> _Compito scritto_
Ricopia riga per riga tutte le voci riportate qui sotto, senza alcuna modifica. Escludi le immagini.

===

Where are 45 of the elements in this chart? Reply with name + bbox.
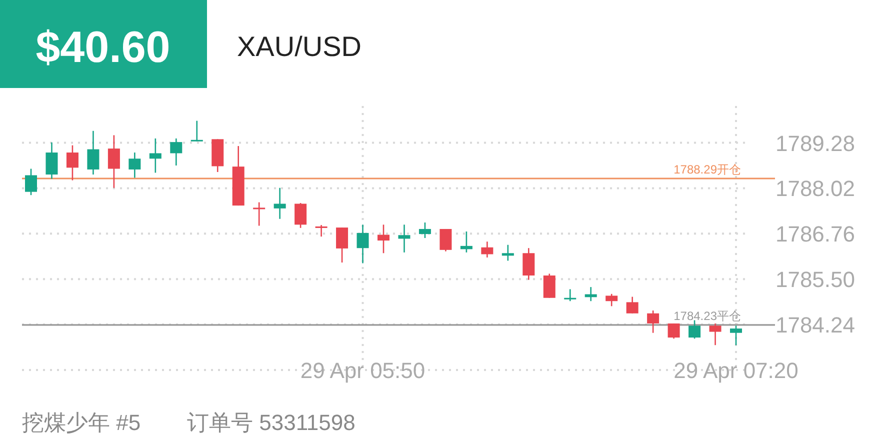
candlestick — [274, 187, 286, 220]
y-tick-label: 1788.02 — [775, 176, 855, 202]
candlestick — [709, 322, 722, 346]
candlestick — [647, 310, 660, 334]
candlestick — [128, 152, 141, 178]
x-tick-label: 29 Apr 05:50 — [300, 358, 426, 383]
candlestick — [294, 202, 307, 229]
candlestick — [626, 296, 638, 314]
candlestick — [440, 228, 452, 252]
candlestick — [606, 293, 618, 307]
candlestick — [66, 144, 78, 181]
y-tick-label: 1789.28 — [775, 130, 855, 156]
candlestick — [730, 324, 742, 346]
y-tick-label: 1786.76 — [775, 222, 855, 247]
y-tick-label: 1784.24 — [775, 312, 855, 338]
candlestick — [170, 138, 182, 166]
candlestick — [336, 226, 348, 264]
chart-title: XAU/USD — [237, 31, 362, 62]
candlestick — [398, 224, 410, 254]
candlestick — [460, 230, 472, 254]
candlestick — [253, 202, 266, 226]
ref-line-label: 1784.23平仓 — [674, 308, 741, 323]
candlestick — [481, 240, 494, 258]
text: 订单号 53311598 — [187, 410, 356, 435]
badge: $40.60 — [0, 0, 207, 88]
candlestick — [502, 244, 514, 262]
candlestick — [418, 222, 431, 239]
candlestick — [543, 273, 556, 299]
y-tick-label: 1785.50 — [775, 267, 855, 292]
candlestick — [564, 288, 576, 302]
x-tick-label: 29 Apr 07:20 — [674, 358, 798, 383]
candlestick — [522, 247, 535, 280]
text: 挖煤少年 #5 — [22, 410, 141, 435]
candlestick — [668, 322, 680, 340]
candlestick — [25, 168, 37, 196]
candlestick — [190, 120, 203, 142]
candlestick — [315, 224, 328, 238]
candlestick — [46, 142, 58, 180]
ref-line-label: 1788.29开仓 — [674, 162, 741, 176]
candlestick — [108, 134, 120, 189]
candlestick — [378, 224, 390, 254]
candlestick — [356, 224, 369, 264]
candlestick — [87, 130, 100, 176]
candlestick — [688, 320, 701, 340]
candlestick — [149, 138, 162, 174]
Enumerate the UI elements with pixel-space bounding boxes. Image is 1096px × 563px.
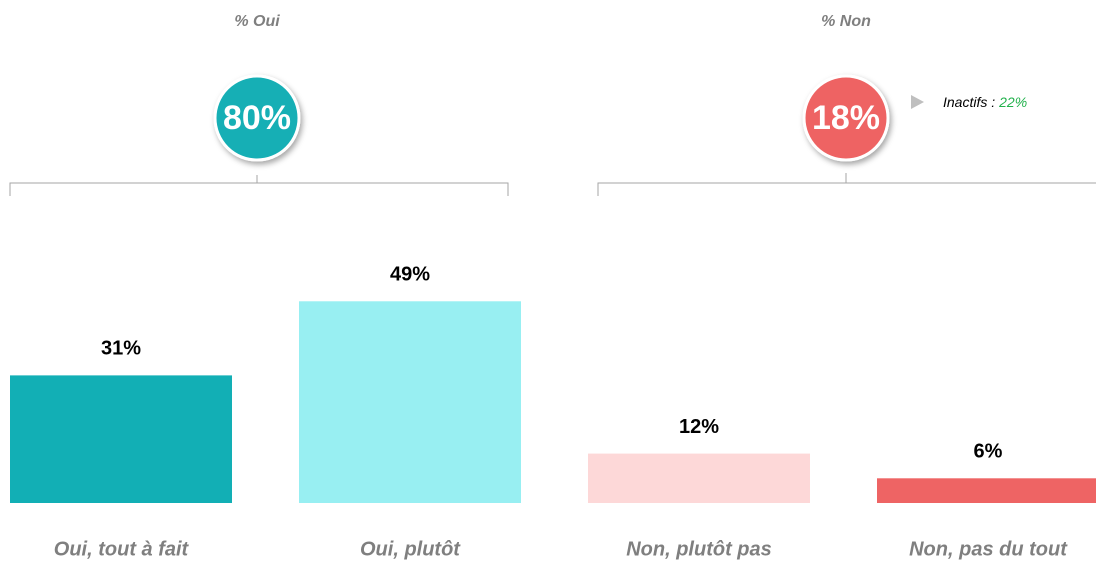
total-circle	[802, 74, 890, 162]
bar	[10, 375, 232, 503]
note-label: Inactifs :	[943, 94, 995, 110]
x-tick-label: Non, plutôt pas	[626, 538, 772, 560]
note-value: 22%	[998, 94, 1027, 110]
bar	[299, 301, 521, 503]
total-label: 80%	[223, 99, 291, 137]
x-tick-label: Oui, tout à fait	[54, 538, 190, 560]
group-title: % Oui	[234, 13, 280, 30]
x-tick-label: Oui, plutôt	[360, 538, 461, 560]
note-arrow	[911, 95, 924, 109]
bracket	[597, 173, 1096, 196]
value-label: 6%	[974, 441, 1003, 463]
bar	[877, 478, 1096, 503]
total-circle	[213, 74, 301, 162]
x-tick-label: Non, pas du tout	[909, 538, 1068, 560]
bracket	[9, 175, 509, 196]
value-label: 31%	[101, 338, 141, 360]
total-label: 18%	[812, 99, 880, 137]
value-label: 12%	[679, 416, 719, 438]
bar	[588, 453, 810, 503]
note: Inactifs :22%	[943, 94, 1027, 110]
value-label: 49%	[390, 264, 430, 286]
group-title: % Non	[821, 13, 871, 30]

===

> _Risposta_
Where are 45 of the elements in this chart? Reply with name + bbox.
candlestick — [274, 187, 286, 220]
y-tick-label: 1788.02 — [775, 176, 855, 202]
candlestick — [709, 322, 722, 346]
candlestick — [647, 310, 660, 334]
candlestick — [128, 152, 141, 178]
x-tick-label: 29 Apr 05:50 — [300, 358, 426, 383]
candlestick — [294, 202, 307, 229]
candlestick — [626, 296, 638, 314]
candlestick — [440, 228, 452, 252]
candlestick — [606, 293, 618, 307]
candlestick — [66, 144, 78, 181]
y-tick-label: 1789.28 — [775, 130, 855, 156]
candlestick — [730, 324, 742, 346]
y-tick-label: 1786.76 — [775, 222, 855, 247]
y-tick-label: 1784.24 — [775, 312, 855, 338]
candlestick — [170, 138, 182, 166]
candlestick — [336, 226, 348, 264]
chart-title: XAU/USD — [237, 31, 362, 62]
candlestick — [398, 224, 410, 254]
candlestick — [460, 230, 472, 254]
candlestick — [253, 202, 266, 226]
ref-line-label: 1784.23平仓 — [674, 308, 741, 323]
candlestick — [481, 240, 494, 258]
text: 订单号 53311598 — [187, 410, 356, 435]
badge: $40.60 — [0, 0, 207, 88]
candlestick — [502, 244, 514, 262]
candlestick — [418, 222, 431, 239]
candlestick — [543, 273, 556, 299]
y-tick-label: 1785.50 — [775, 267, 855, 292]
candlestick — [564, 288, 576, 302]
x-tick-label: 29 Apr 07:20 — [674, 358, 798, 383]
candlestick — [522, 247, 535, 280]
text: 挖煤少年 #5 — [22, 410, 141, 435]
candlestick — [668, 322, 680, 340]
candlestick — [25, 168, 37, 196]
candlestick — [190, 120, 203, 142]
candlestick — [315, 224, 328, 238]
candlestick — [46, 142, 58, 180]
ref-line-label: 1788.29开仓 — [674, 162, 741, 176]
candlestick — [108, 134, 120, 189]
candlestick — [378, 224, 390, 254]
candlestick — [356, 224, 369, 264]
candlestick — [87, 130, 100, 176]
candlestick — [688, 320, 701, 340]
candlestick — [149, 138, 162, 174]
Enumerate the UI elements with pixel-space bounding boxes. Image is 1096px × 563px.
total-circle	[802, 74, 890, 162]
bar	[10, 375, 232, 503]
note-label: Inactifs :	[943, 94, 995, 110]
x-tick-label: Non, plutôt pas	[626, 538, 772, 560]
note-value: 22%	[998, 94, 1027, 110]
bar	[299, 301, 521, 503]
total-label: 80%	[223, 99, 291, 137]
x-tick-label: Oui, tout à fait	[54, 538, 190, 560]
group-title: % Oui	[234, 13, 280, 30]
x-tick-label: Oui, plutôt	[360, 538, 461, 560]
note-arrow	[911, 95, 924, 109]
bracket	[597, 173, 1096, 196]
value-label: 6%	[974, 441, 1003, 463]
bar	[877, 478, 1096, 503]
total-circle	[213, 74, 301, 162]
x-tick-label: Non, pas du tout	[909, 538, 1068, 560]
bracket	[9, 175, 509, 196]
value-label: 31%	[101, 338, 141, 360]
total-label: 18%	[812, 99, 880, 137]
value-label: 12%	[679, 416, 719, 438]
bar	[588, 453, 810, 503]
note: Inactifs :22%	[943, 94, 1027, 110]
value-label: 49%	[390, 264, 430, 286]
group-title: % Non	[821, 13, 871, 30]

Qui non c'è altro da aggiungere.